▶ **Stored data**
++++++

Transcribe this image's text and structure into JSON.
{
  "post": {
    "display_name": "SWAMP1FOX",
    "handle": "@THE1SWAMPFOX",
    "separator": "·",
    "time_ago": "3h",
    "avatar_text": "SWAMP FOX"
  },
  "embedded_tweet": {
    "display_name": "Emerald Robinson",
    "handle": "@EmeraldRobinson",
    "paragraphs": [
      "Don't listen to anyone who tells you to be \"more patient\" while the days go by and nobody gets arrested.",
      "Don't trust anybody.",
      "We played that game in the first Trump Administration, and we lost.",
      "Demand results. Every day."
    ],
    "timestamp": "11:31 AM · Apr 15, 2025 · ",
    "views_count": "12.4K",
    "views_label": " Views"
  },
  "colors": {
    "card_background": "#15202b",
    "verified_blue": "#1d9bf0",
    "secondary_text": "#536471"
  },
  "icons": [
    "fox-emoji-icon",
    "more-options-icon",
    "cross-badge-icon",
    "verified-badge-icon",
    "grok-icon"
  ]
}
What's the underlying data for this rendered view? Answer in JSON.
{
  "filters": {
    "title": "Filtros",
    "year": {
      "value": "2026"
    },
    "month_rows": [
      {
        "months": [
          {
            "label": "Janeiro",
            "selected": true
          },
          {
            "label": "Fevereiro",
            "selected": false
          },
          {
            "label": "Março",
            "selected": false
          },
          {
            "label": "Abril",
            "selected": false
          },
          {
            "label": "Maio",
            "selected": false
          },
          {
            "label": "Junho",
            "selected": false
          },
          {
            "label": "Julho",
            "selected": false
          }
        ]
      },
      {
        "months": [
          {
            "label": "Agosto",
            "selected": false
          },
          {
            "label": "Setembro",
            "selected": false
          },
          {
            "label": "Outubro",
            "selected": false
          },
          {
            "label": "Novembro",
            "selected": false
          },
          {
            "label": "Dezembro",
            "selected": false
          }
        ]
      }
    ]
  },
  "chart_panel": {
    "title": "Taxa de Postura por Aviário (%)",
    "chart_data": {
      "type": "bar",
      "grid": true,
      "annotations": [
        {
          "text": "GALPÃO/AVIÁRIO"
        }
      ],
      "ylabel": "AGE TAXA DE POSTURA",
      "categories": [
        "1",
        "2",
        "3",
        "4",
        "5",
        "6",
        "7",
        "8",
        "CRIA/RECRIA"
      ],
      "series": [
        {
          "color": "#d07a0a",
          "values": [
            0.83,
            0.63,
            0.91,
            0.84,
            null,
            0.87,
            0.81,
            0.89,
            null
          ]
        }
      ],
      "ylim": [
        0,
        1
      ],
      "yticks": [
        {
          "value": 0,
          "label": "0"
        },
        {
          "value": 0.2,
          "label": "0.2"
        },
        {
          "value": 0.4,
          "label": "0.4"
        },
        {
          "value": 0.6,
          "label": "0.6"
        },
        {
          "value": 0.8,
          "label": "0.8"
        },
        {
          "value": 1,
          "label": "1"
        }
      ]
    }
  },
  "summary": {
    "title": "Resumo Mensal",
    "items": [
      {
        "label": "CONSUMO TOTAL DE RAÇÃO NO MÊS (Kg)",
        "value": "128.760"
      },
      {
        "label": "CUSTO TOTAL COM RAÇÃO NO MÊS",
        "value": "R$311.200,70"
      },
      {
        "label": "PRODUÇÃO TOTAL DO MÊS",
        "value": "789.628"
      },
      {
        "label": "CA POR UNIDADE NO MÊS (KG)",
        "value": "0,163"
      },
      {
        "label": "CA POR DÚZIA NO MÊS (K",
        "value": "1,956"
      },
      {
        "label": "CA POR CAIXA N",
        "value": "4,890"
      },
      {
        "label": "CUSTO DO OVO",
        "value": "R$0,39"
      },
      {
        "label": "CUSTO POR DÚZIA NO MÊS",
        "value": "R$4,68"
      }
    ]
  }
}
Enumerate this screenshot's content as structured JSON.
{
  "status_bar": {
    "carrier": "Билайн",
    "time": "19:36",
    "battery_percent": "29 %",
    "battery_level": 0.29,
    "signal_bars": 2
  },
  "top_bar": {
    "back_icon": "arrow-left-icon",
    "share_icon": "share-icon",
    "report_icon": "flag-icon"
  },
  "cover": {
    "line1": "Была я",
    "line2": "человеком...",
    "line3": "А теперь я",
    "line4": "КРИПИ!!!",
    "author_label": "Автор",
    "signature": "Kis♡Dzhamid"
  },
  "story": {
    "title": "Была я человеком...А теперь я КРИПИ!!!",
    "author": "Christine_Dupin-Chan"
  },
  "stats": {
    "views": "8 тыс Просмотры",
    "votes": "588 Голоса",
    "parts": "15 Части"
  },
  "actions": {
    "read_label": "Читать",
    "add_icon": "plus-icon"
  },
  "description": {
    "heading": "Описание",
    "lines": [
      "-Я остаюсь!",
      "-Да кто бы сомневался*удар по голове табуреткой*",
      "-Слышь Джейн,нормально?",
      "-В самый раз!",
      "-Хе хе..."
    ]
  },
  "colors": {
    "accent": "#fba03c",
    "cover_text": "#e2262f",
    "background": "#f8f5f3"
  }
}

++++++

Copy the data above exactly. Every line must be included.

Transcribe this image's text and structure into JSON.
{
  "post": {
    "display_name": "SWAMP1FOX",
    "handle": "@THE1SWAMPFOX",
    "separator": "·",
    "time_ago": "3h",
    "avatar_text": "SWAMP FOX"
  },
  "embedded_tweet": {
    "display_name": "Emerald Robinson",
    "handle": "@EmeraldRobinson",
    "paragraphs": [
      "Don't listen to anyone who tells you to be \"more patient\" while the days go by and nobody gets arrested.",
      "Don't trust anybody.",
      "We played that game in the first Trump Administration, and we lost.",
      "Demand results. Every day."
    ],
    "timestamp": "11:31 AM · Apr 15, 2025 · ",
    "views_count": "12.4K",
    "views_label": " Views"
  },
  "colors": {
    "card_background": "#15202b",
    "verified_blue": "#1d9bf0",
    "secondary_text": "#536471"
  },
  "icons": [
    "fox-emoji-icon",
    "more-options-icon",
    "cross-badge-icon",
    "verified-badge-icon",
    "grok-icon"
  ]
}
What's the underlying data for this rendered view? Answer in JSON.
{
  "filters": {
    "title": "Filtros",
    "year": {
      "value": "2026"
    },
    "month_rows": [
      {
        "months": [
          {
            "label": "Janeiro",
            "selected": true
          },
          {
            "label": "Fevereiro",
            "selected": false
          },
          {
            "label": "Março",
            "selected": false
          },
          {
            "label": "Abril",
            "selected": false
          },
          {
            "label": "Maio",
            "selected": false
          },
          {
            "label": "Junho",
            "selected": false
          },
          {
            "label": "Julho",
            "selected": false
          }
        ]
      },
      {
        "months": [
          {
            "label": "Agosto",
            "selected": false
          },
          {
            "label": "Setembro",
            "selected": false
          },
          {
            "label": "Outubro",
            "selected": false
          },
          {
            "label": "Novembro",
            "selected": false
          },
          {
            "label": "Dezembro",
            "selected": false
          }
        ]
      }
    ]
  },
  "chart_panel": {
    "title": "Taxa de Postura por Aviário (%)",
    "chart_data": {
      "type": "bar",
      "grid": true,
      "annotations": [
        {
          "text": "GALPÃO/AVIÁRIO"
        }
      ],
      "ylabel": "AGE TAXA DE POSTURA",
      "categories": [
        "1",
        "2",
        "3",
        "4",
        "5",
        "6",
        "7",
        "8",
        "CRIA/RECRIA"
      ],
      "series": [
        {
          "color": "#d07a0a",
          "values": [
            0.83,
            0.63,
            0.91,
            0.84,
            null,
            0.87,
            0.81,
            0.89,
            null
          ]
        }
      ],
      "ylim": [
        0,
        1
      ],
      "yticks": [
        {
          "value": 0,
          "label": "0"
        },
        {
          "value": 0.2,
          "label": "0.2"
        },
        {
          "value": 0.4,
          "label": "0.4"
        },
        {
          "value": 0.6,
          "label": "0.6"
        },
        {
          "value": 0.8,
          "label": "0.8"
        },
        {
          "value": 1,
          "label": "1"
        }
      ]
    }
  },
  "summary": {
    "title": "Resumo Mensal",
    "items": [
      {
        "label": "CONSUMO TOTAL DE RAÇÃO NO MÊS (Kg)",
        "value": "128.760"
      },
      {
        "label": "CUSTO TOTAL COM RAÇÃO NO MÊS",
        "value": "R$311.200,70"
      },
      {
        "label": "PRODUÇÃO TOTAL DO MÊS",
        "value": "789.628"
      },
      {
        "label": "CA POR UNIDADE NO MÊS (KG)",
        "value": "0,163"
      },
      {
        "label": "CA POR DÚZIA NO MÊS (K",
        "value": "1,956"
      },
      {
        "label": "CA POR CAIXA N",
        "value": "4,890"
      },
      {
        "label": "CUSTO DO OVO",
        "value": "R$0,39"
      },
      {
        "label": "CUSTO POR DÚZIA NO MÊS",
        "value": "R$4,68"
      }
    ]
  }
}
Enumerate this screenshot's content as structured JSON.
{
  "status_bar": {
    "carrier": "Билайн",
    "time": "19:36",
    "battery_percent": "29 %",
    "battery_level": 0.29,
    "signal_bars": 2
  },
  "top_bar": {
    "back_icon": "arrow-left-icon",
    "share_icon": "share-icon",
    "report_icon": "flag-icon"
  },
  "cover": {
    "line1": "Была я",
    "line2": "человеком...",
    "line3": "А теперь я",
    "line4": "КРИПИ!!!",
    "author_label": "Автор",
    "signature": "Kis♡Dzhamid"
  },
  "story": {
    "title": "Была я человеком...А теперь я КРИПИ!!!",
    "author": "Christine_Dupin-Chan"
  },
  "stats": {
    "views": "8 тыс Просмотры",
    "votes": "588 Голоса",
    "parts": "15 Части"
  },
  "actions": {
    "read_label": "Читать",
    "add_icon": "plus-icon"
  },
  "description": {
    "heading": "Описание",
    "lines": [
      "-Я остаюсь!",
      "-Да кто бы сомневался*удар по голове табуреткой*",
      "-Слышь Джейн,нормально?",
      "-В самый раз!",
      "-Хе хе..."
    ]
  },
  "colors": {
    "accent": "#fba03c",
    "cover_text": "#e2262f",
    "background": "#f8f5f3"
  }
}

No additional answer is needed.